____ INPUT ROWS

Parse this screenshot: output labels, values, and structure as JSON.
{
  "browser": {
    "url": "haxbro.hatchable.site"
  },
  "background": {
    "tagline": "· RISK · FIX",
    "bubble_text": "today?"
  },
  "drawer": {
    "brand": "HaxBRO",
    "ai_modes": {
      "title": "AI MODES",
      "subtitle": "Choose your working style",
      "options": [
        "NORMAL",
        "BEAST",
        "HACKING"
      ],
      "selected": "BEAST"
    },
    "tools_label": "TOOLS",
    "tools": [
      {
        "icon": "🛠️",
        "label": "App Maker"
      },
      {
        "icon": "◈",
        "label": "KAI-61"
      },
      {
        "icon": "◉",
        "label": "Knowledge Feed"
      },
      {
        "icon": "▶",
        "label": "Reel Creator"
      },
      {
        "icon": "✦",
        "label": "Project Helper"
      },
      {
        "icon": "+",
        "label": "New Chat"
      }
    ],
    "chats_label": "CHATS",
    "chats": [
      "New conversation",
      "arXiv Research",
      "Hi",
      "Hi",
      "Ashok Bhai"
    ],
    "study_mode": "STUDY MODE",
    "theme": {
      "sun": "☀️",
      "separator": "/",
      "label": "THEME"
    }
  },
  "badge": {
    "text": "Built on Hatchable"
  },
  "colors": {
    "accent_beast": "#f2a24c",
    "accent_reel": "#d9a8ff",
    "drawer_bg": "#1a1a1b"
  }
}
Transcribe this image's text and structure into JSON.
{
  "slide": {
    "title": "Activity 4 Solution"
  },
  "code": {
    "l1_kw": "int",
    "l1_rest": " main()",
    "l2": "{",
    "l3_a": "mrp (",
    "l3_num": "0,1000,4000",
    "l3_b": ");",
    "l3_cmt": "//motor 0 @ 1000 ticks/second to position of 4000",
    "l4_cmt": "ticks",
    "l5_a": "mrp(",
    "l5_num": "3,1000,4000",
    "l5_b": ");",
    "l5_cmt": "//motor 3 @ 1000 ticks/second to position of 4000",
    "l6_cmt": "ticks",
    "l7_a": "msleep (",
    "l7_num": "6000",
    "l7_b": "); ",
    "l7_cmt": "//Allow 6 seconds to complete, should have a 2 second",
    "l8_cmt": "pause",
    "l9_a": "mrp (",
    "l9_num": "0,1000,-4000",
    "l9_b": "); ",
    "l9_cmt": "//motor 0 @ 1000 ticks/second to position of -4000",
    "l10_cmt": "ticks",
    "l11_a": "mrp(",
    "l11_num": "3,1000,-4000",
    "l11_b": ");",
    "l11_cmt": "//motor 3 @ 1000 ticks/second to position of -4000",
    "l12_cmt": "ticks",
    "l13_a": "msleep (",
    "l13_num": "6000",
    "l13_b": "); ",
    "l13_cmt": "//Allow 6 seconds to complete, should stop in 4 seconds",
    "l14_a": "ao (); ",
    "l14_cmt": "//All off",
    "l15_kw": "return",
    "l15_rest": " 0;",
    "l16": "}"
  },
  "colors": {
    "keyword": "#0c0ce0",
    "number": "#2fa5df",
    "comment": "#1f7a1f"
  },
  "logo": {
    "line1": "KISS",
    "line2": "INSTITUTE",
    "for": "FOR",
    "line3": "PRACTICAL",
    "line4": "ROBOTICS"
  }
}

________

#### PROBLEM DESCRIPTION
Retype only the lines running from the line with "Transcribe this image's" to the end of the listing, including both of those lines.

#### RESPONSE TO THIS TASK
Transcribe this image's text and structure into JSON.
{
  "slide": {
    "title": "Activity 4 Solution"
  },
  "code": {
    "l1_kw": "int",
    "l1_rest": " main()",
    "l2": "{",
    "l3_a": "mrp (",
    "l3_num": "0,1000,4000",
    "l3_b": ");",
    "l3_cmt": "//motor 0 @ 1000 ticks/second to position of 4000",
    "l4_cmt": "ticks",
    "l5_a": "mrp(",
    "l5_num": "3,1000,4000",
    "l5_b": ");",
    "l5_cmt": "//motor 3 @ 1000 ticks/second to position of 4000",
    "l6_cmt": "ticks",
    "l7_a": "msleep (",
    "l7_num": "6000",
    "l7_b": "); ",
    "l7_cmt": "//Allow 6 seconds to complete, should have a 2 second",
    "l8_cmt": "pause",
    "l9_a": "mrp (",
    "l9_num": "0,1000,-4000",
    "l9_b": "); ",
    "l9_cmt": "//motor 0 @ 1000 ticks/second to position of -4000",
    "l10_cmt": "ticks",
    "l11_a": "mrp(",
    "l11_num": "3,1000,-4000",
    "l11_b": ");",
    "l11_cmt": "//motor 3 @ 1000 ticks/second to position of -4000",
    "l12_cmt": "ticks",
    "l13_a": "msleep (",
    "l13_num": "6000",
    "l13_b": "); ",
    "l13_cmt": "//Allow 6 seconds to complete, should stop in 4 seconds",
    "l14_a": "ao (); ",
    "l14_cmt": "//All off",
    "l15_kw": "return",
    "l15_rest": " 0;",
    "l16": "}"
  },
  "colors": {
    "keyword": "#0c0ce0",
    "number": "#2fa5df",
    "comment": "#1f7a1f"
  },
  "logo": {
    "line1": "KISS",
    "line2": "INSTITUTE",
    "for": "FOR",
    "line3": "PRACTICAL",
    "line4": "ROBOTICS"
  }
}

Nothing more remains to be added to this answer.